##### Records provided
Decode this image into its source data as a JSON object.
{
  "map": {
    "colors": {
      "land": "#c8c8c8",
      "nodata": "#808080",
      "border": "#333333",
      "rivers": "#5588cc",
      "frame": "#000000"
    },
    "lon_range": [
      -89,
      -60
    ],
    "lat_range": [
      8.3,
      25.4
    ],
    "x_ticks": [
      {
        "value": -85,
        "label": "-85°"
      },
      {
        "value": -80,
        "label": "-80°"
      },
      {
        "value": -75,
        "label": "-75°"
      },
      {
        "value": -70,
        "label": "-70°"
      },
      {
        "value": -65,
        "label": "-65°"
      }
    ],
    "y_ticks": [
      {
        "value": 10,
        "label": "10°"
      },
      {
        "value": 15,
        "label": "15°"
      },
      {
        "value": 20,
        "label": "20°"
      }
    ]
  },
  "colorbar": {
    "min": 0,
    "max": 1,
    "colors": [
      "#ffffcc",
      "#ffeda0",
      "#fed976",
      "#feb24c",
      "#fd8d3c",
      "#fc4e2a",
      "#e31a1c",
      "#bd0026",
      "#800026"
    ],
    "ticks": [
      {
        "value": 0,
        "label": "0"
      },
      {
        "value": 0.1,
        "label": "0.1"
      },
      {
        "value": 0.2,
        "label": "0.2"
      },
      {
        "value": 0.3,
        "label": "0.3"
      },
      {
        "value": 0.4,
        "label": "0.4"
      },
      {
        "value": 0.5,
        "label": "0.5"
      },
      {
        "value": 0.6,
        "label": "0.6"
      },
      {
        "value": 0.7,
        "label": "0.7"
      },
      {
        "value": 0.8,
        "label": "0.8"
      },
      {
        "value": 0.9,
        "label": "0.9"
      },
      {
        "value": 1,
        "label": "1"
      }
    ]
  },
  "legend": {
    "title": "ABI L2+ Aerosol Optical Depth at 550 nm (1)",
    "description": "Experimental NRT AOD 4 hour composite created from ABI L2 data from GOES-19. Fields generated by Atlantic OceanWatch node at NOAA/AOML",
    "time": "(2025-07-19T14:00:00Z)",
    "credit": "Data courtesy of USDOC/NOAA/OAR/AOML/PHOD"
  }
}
##########
__Request__
Copy each entry exactly, with nothing added or dropped.

__Problem solution__
Decode this image into its source data as a JSON object.
{
  "map": {
    "colors": {
      "land": "#c8c8c8",
      "nodata": "#808080",
      "border": "#333333",
      "rivers": "#5588cc",
      "frame": "#000000"
    },
    "lon_range": [
      -89,
      -60
    ],
    "lat_range": [
      8.3,
      25.4
    ],
    "x_ticks": [
      {
        "value": -85,
        "label": "-85°"
      },
      {
        "value": -80,
        "label": "-80°"
      },
      {
        "value": -75,
        "label": "-75°"
      },
      {
        "value": -70,
        "label": "-70°"
      },
      {
        "value": -65,
        "label": "-65°"
      }
    ],
    "y_ticks": [
      {
        "value": 10,
        "label": "10°"
      },
      {
        "value": 15,
        "label": "15°"
      },
      {
        "value": 20,
        "label": "20°"
      }
    ]
  },
  "colorbar": {
    "min": 0,
    "max": 1,
    "colors": [
      "#ffffcc",
      "#ffeda0",
      "#fed976",
      "#feb24c",
      "#fd8d3c",
      "#fc4e2a",
      "#e31a1c",
      "#bd0026",
      "#800026"
    ],
    "ticks": [
      {
        "value": 0,
        "label": "0"
      },
      {
        "value": 0.1,
        "label": "0.1"
      },
      {
        "value": 0.2,
        "label": "0.2"
      },
      {
        "value": 0.3,
        "label": "0.3"
      },
      {
        "value": 0.4,
        "label": "0.4"
      },
      {
        "value": 0.5,
        "label": "0.5"
      },
      {
        "value": 0.6,
        "label": "0.6"
      },
      {
        "value": 0.7,
        "label": "0.7"
      },
      {
        "value": 0.8,
        "label": "0.8"
      },
      {
        "value": 0.9,
        "label": "0.9"
      },
      {
        "value": 1,
        "label": "1"
      }
    ]
  },
  "legend": {
    "title": "ABI L2+ Aerosol Optical Depth at 550 nm (1)",
    "description": "Experimental NRT AOD 4 hour composite created from ABI L2 data from GOES-19. Fields generated by Atlantic OceanWatch node at NOAA/AOML",
    "time": "(2025-07-19T14:00:00Z)",
    "credit": "Data courtesy of USDOC/NOAA/OAR/AOML/PHOD"
  }
}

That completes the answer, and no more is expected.